■ Job
Please quote, without any change, the lines starting with the line containing "- cell[interactable]: [1600, 660, 1704, 682]" and ending with the line containing "- cell[interactable]: [1704, 242, 1808, 264]", both included.

------ Listed entries

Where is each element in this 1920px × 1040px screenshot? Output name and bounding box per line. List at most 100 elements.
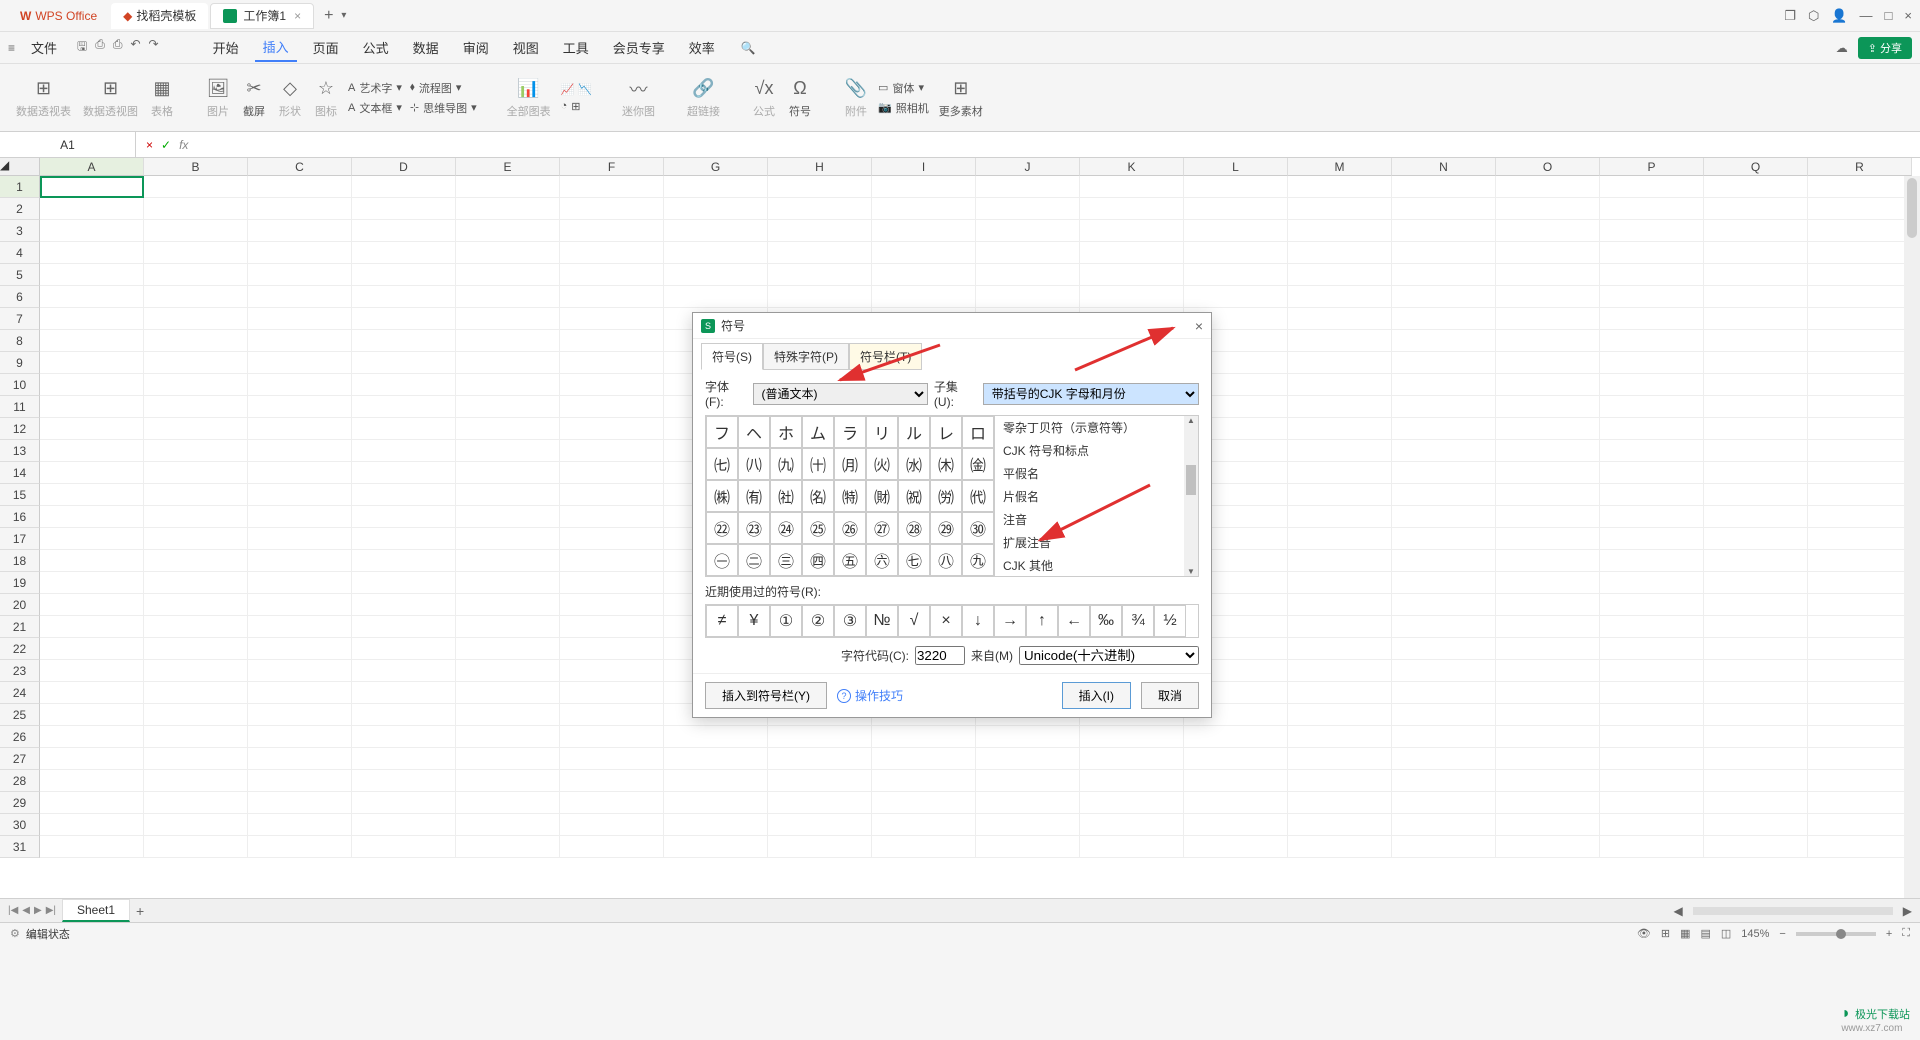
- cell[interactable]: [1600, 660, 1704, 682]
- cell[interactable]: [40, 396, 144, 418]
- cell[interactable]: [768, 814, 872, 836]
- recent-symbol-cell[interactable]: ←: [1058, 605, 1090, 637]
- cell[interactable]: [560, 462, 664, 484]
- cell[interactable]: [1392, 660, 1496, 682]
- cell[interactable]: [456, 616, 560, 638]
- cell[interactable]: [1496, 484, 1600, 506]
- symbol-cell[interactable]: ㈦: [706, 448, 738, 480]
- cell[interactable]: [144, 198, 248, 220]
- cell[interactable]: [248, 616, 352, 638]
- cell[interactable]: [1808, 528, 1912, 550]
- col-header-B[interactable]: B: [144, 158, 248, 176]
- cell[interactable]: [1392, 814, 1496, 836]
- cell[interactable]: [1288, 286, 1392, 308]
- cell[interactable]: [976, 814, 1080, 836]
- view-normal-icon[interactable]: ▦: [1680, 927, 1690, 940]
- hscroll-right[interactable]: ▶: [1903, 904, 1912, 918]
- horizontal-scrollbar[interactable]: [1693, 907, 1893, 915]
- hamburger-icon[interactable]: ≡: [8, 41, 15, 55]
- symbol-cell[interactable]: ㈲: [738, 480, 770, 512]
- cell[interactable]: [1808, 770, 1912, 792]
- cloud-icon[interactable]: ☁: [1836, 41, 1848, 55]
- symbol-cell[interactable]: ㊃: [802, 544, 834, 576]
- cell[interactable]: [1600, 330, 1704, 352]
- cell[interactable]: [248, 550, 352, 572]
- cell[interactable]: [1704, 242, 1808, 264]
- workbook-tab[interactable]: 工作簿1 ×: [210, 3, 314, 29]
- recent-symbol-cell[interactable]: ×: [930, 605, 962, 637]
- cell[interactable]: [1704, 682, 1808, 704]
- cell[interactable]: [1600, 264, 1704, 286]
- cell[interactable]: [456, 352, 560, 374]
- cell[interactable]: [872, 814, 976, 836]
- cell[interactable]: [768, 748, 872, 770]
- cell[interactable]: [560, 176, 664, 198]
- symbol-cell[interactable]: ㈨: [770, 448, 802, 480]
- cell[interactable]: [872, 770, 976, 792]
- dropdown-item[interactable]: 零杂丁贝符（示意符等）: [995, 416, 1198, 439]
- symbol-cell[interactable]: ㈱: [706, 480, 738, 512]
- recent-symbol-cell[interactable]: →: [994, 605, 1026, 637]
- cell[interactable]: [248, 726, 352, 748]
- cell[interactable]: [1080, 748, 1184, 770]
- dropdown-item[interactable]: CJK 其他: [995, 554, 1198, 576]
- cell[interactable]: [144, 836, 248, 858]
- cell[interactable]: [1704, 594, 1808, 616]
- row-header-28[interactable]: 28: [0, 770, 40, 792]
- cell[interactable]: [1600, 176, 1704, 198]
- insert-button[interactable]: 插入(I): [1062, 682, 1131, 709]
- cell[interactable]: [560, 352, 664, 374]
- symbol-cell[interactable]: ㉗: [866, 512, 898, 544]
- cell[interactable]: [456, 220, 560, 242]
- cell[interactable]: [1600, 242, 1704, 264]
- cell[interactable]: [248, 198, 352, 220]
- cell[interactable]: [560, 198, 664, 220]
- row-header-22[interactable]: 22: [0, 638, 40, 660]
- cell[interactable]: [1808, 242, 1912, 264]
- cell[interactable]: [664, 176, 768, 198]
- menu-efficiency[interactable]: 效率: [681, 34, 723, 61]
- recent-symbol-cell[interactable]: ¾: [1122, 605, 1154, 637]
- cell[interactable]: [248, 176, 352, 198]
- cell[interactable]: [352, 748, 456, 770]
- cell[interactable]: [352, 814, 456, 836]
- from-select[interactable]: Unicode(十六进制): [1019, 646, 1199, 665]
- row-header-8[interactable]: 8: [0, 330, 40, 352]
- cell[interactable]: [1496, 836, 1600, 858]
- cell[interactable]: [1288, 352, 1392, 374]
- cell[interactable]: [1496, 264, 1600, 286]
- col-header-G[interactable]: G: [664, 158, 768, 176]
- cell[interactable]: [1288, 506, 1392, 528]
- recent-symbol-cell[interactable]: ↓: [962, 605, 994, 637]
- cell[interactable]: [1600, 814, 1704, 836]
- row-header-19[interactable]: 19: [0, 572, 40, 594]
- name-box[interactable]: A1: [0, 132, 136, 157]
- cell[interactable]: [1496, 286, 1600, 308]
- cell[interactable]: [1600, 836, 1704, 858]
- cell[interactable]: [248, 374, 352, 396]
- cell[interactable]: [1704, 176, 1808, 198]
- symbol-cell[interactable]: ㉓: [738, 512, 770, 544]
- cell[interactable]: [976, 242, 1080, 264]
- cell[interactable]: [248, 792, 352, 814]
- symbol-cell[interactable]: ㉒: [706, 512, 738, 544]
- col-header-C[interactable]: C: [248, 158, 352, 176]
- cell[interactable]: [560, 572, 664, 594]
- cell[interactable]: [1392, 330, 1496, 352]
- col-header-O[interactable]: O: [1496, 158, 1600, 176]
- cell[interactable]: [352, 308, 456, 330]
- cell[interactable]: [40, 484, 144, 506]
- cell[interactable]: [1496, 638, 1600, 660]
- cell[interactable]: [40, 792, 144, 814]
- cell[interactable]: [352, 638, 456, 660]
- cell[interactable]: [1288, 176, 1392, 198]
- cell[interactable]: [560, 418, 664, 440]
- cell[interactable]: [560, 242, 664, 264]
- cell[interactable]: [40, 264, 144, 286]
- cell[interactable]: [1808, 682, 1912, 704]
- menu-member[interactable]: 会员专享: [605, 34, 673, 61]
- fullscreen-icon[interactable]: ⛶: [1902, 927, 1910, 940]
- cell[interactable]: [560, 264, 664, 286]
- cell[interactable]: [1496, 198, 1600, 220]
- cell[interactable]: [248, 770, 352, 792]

------------
------ Listed entries

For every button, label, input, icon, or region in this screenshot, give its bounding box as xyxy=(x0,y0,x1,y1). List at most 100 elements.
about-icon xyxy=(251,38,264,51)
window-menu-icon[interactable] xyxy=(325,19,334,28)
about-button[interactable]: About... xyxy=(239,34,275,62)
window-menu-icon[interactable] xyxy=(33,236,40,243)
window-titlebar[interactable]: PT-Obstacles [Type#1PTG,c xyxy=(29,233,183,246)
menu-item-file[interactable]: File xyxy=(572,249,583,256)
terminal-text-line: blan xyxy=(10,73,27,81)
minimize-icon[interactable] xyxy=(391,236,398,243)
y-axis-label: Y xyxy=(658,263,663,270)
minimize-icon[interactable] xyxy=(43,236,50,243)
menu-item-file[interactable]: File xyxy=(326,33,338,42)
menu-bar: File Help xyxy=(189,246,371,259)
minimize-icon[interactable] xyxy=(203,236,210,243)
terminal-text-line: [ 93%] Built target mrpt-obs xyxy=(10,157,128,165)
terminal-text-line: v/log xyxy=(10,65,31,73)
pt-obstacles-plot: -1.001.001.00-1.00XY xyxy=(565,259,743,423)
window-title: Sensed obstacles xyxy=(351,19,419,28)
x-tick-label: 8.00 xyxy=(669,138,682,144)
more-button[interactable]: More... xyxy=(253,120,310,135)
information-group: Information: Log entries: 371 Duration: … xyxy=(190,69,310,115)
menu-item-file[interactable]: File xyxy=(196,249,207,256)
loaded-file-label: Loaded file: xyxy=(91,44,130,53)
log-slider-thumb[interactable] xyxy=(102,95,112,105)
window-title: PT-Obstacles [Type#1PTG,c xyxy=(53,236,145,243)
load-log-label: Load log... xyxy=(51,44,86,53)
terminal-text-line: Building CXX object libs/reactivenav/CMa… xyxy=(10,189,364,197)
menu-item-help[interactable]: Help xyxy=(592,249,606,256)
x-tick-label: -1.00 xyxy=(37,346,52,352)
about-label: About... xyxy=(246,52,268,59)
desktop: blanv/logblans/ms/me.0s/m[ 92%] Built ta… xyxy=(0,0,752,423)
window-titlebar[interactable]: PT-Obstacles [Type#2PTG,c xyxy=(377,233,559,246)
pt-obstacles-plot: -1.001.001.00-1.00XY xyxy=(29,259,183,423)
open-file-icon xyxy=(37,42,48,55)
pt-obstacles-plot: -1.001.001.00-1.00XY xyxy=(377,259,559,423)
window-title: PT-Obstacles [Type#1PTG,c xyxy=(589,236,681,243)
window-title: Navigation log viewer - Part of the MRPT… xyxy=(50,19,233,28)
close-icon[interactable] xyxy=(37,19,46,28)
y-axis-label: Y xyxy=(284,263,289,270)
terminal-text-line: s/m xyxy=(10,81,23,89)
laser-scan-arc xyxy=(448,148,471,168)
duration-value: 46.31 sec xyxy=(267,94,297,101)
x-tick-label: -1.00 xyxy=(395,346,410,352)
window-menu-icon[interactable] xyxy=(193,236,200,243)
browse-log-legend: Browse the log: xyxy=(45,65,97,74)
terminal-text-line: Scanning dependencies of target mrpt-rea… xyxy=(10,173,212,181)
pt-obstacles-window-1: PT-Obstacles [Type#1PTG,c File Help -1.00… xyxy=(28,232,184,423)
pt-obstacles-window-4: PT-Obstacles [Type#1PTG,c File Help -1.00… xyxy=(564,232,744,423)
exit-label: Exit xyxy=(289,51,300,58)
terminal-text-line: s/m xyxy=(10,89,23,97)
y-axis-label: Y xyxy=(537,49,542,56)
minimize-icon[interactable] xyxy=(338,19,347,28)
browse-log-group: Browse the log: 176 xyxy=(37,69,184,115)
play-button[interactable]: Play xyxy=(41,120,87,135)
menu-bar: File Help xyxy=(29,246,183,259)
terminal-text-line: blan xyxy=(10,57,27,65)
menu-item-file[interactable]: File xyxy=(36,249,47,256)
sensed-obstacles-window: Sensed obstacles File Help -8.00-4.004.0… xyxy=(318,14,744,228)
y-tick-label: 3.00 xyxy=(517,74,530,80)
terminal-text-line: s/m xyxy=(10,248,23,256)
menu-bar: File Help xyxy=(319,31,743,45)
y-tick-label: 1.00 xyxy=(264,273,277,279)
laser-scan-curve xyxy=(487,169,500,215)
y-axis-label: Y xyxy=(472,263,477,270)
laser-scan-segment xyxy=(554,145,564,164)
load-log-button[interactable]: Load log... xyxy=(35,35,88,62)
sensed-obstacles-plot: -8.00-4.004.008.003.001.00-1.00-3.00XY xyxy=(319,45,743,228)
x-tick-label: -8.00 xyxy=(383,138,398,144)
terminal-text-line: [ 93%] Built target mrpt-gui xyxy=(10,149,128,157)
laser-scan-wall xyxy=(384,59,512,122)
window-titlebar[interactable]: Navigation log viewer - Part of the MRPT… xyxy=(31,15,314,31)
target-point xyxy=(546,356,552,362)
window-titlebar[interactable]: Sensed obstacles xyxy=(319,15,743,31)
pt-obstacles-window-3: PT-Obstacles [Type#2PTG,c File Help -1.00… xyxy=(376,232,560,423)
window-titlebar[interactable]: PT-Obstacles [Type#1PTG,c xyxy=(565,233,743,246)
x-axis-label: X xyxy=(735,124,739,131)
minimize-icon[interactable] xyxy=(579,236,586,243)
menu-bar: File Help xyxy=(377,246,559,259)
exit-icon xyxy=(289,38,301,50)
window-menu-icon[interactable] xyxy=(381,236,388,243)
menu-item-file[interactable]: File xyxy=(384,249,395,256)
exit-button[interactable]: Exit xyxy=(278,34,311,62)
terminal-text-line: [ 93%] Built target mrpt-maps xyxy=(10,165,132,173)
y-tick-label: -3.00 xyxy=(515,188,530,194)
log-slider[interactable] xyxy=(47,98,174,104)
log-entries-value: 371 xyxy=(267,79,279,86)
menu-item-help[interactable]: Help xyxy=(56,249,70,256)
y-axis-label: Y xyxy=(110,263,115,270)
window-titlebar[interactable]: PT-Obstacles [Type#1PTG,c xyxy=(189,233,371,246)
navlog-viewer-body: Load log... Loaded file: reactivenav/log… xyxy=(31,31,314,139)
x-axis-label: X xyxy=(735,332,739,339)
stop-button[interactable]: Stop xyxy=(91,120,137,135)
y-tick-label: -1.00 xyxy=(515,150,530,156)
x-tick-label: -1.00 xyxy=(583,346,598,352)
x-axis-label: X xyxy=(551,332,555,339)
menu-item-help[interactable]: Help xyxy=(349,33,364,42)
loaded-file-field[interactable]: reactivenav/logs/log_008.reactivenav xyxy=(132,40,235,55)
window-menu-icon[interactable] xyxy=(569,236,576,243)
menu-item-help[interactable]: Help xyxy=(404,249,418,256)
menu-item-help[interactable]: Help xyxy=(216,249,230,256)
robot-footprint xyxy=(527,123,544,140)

------------

■ Written solution
- cell[interactable]: [1600, 660, 1704, 682]
- cell[interactable]: [40, 396, 144, 418]
- cell[interactable]: [768, 814, 872, 836]
- recent-symbol-cell[interactable]: ←: [1058, 605, 1090, 637]
- cell[interactable]: [560, 462, 664, 484]
- cell[interactable]: [1392, 660, 1496, 682]
- cell[interactable]: [456, 616, 560, 638]
- cell[interactable]: [1496, 484, 1600, 506]
- symbol-cell[interactable]: ㈦: [706, 448, 738, 480]
- cell[interactable]: [144, 198, 248, 220]
- cell[interactable]: [248, 616, 352, 638]
- cell[interactable]: [1808, 528, 1912, 550]
- col-header-B[interactable]: B: [144, 158, 248, 176]
- cell[interactable]: [1392, 814, 1496, 836]
- cell[interactable]: [1288, 286, 1392, 308]
- cell[interactable]: [976, 814, 1080, 836]
- view-normal-icon[interactable]: ▦: [1680, 927, 1690, 940]
- hscroll-right[interactable]: ▶: [1903, 904, 1912, 918]
- horizontal-scrollbar[interactable]: [1693, 907, 1893, 915]
- hamburger-icon[interactable]: ≡: [8, 41, 15, 55]
- symbol-cell[interactable]: ㈲: [738, 480, 770, 512]
- cell[interactable]: [1808, 770, 1912, 792]
- cloud-icon[interactable]: ☁: [1836, 41, 1848, 55]
- symbol-cell[interactable]: ㊃: [802, 544, 834, 576]
- cell[interactable]: [1600, 330, 1704, 352]
- cell[interactable]: [248, 550, 352, 572]
- cell[interactable]: [1704, 242, 1808, 264]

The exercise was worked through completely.